UK house prices go through the roof despite end of stamp duty holiday

The property market showed little sign of slowing down after the end of the stamp duty holiday, as prices hit a fresh record high last month, a survey has found.

The average UK property changed hands at a record £272,992 in November, up 1 per cent on October, according to the Halifax house price index.

Sales prices grew at an annualised rate of 8.2 per cent last month, the same pace of growth as in October. The 3.4 per cent quarterly rise was the highest since the 

The typical home is now almost £13,000 more expensive than it was in June, and has risen in value by £33,816 since the first lockdown in March last year.

Wales remains by far the strongest-performing nation or region in the UK, with annual house price inflation of 14.8 per cent. London continues to lag the rest of the UK, with the cost of a home up only 1.1 per cent year-on-year.

continued surge in the housing market has confounded expectations as the property industry had braced itself for a slowdown after the government phased out a generous tax break.

The market has been buoyant since the summer of 2020 when the Treasury said the first £500,000 of any property purchase would be tax-free. The stamp duty relief was extended until the end of June, when it was halved to £250,000. In October, the threshold returned to £125,000.

### Given entries
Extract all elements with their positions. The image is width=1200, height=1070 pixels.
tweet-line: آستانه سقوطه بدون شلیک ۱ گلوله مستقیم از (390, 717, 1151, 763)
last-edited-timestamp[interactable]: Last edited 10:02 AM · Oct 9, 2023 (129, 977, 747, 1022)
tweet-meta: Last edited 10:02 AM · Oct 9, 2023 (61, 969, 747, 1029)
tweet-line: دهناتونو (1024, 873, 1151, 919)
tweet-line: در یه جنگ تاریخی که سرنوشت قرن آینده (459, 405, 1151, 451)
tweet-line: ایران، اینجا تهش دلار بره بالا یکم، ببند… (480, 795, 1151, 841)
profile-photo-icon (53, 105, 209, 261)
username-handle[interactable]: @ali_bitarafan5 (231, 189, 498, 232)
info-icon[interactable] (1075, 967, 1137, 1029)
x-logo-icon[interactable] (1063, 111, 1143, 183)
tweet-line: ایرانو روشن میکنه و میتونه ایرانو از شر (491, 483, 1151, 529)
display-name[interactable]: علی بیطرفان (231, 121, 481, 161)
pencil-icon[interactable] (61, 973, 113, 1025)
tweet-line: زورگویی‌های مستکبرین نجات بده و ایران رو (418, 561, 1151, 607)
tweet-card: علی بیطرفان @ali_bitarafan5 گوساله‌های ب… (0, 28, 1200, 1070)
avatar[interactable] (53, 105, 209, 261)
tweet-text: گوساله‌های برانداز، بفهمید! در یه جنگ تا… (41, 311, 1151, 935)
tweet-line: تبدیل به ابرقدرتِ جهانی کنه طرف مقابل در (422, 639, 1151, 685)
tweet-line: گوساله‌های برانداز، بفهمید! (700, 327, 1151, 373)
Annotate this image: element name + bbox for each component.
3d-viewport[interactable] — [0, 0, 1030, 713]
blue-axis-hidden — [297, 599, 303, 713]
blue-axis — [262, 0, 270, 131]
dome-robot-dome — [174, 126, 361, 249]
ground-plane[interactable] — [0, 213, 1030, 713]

### Short task A
Mark each statement about the house prices article as yes or no, and quote the exact words from the article that decide it: (i) The average UK property sold for £272,992 in November. (ii) London had the highest annual house price inflation in the UK. (iii) The stamp duty threshold returned to £125,000 in October.
### Short task B
According to the house prices article, by how much has the typical home risen in value since the first lockdown in March last year?

### Complete output A
(i) Yes: "The average UK property changed hands at a record £272,992 in November"
(ii) No: "Wales remains by far the strongest-performing nation or region in the UK, with annual house price inflation of 14.8 per cent. London continues to lag the rest of the UK"
(iii) Yes: "In October, the threshold returned to £125,000."

### Complete output B
£33,816